Set task: Find the lines below that contain the string "three". Copy each one.

Data records
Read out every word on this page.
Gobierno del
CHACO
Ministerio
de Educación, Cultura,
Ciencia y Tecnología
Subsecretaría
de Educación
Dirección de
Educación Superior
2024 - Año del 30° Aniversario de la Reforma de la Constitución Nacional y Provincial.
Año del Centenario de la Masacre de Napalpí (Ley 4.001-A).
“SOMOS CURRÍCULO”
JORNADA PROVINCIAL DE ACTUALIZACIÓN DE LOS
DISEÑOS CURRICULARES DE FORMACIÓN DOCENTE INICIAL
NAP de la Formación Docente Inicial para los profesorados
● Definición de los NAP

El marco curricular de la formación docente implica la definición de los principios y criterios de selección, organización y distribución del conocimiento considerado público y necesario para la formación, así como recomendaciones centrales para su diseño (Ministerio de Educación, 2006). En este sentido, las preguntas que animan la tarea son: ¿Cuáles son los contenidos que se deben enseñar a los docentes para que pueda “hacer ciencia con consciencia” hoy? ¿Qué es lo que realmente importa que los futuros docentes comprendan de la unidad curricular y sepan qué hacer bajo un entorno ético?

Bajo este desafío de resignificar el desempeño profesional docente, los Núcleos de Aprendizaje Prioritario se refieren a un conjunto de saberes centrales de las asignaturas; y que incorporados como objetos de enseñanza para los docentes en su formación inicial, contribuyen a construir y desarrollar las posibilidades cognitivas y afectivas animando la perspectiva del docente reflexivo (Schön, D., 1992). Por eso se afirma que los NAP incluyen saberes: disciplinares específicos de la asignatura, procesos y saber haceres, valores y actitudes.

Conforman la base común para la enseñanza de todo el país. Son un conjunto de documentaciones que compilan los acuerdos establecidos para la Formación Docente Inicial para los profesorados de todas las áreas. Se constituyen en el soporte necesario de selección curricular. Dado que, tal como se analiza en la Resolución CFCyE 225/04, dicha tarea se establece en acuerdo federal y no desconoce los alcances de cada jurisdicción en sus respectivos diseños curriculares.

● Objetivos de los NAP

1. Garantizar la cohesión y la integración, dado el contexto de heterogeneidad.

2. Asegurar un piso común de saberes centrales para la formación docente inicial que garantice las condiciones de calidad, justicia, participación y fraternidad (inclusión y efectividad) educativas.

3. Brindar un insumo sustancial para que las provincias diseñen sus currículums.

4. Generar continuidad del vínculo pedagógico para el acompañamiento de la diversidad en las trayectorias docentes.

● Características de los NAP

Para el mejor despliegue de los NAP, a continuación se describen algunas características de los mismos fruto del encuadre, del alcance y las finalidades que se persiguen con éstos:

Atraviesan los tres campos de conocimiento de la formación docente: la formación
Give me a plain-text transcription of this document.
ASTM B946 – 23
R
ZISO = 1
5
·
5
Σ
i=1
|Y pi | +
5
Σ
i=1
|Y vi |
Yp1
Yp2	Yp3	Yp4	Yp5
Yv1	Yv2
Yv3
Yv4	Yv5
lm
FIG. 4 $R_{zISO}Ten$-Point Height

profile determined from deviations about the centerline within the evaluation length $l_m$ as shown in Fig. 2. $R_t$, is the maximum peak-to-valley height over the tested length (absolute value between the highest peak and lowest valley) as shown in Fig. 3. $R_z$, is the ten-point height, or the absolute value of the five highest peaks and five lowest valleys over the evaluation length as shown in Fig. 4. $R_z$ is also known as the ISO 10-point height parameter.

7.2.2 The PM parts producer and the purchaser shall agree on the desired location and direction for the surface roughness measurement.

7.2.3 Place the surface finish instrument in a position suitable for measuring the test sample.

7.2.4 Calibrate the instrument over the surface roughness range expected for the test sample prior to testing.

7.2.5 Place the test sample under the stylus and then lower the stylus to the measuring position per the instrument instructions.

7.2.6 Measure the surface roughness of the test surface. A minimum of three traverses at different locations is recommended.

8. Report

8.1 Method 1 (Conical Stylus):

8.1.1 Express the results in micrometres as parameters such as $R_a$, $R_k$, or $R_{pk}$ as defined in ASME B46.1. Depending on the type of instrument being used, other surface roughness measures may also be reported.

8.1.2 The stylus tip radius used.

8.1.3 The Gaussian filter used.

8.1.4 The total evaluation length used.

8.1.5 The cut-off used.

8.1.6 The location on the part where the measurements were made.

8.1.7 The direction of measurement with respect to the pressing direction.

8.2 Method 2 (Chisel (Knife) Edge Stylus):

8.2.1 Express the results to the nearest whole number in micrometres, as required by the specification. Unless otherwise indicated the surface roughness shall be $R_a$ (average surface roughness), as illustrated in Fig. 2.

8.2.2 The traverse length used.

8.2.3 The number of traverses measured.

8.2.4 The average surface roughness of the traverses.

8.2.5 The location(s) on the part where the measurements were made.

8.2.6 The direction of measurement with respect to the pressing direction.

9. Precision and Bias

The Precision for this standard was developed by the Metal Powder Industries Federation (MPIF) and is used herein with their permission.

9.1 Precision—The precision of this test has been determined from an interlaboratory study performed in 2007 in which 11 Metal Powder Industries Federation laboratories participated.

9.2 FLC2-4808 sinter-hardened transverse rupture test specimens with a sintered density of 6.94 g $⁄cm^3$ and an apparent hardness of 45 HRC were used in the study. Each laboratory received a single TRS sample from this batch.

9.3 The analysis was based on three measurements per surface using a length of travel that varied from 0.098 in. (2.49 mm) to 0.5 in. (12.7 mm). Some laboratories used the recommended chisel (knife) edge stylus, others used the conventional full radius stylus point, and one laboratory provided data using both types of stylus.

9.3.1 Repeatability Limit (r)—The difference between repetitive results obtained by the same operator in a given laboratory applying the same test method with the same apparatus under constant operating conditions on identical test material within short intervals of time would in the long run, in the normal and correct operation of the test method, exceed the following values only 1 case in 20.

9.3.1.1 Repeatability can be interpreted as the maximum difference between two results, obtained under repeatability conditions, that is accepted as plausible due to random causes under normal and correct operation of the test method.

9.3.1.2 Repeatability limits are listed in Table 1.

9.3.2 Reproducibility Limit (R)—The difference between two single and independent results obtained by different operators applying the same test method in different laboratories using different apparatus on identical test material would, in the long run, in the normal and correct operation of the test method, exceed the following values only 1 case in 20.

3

Reply:
7.2.6 Measure the surface roughness of the test surface. A minimum of three traverses at different locations is recommended.
9.3 The analysis was based on three measurements per surface using a length of travel that varied from 0.098 in. (2.49 mm) to 0.5 in. (12.7 mm). Some laboratories used the recommended chisel (knife) edge stylus, others used the conventional full radius stylus point, and one laboratory provided data using both types of stylus.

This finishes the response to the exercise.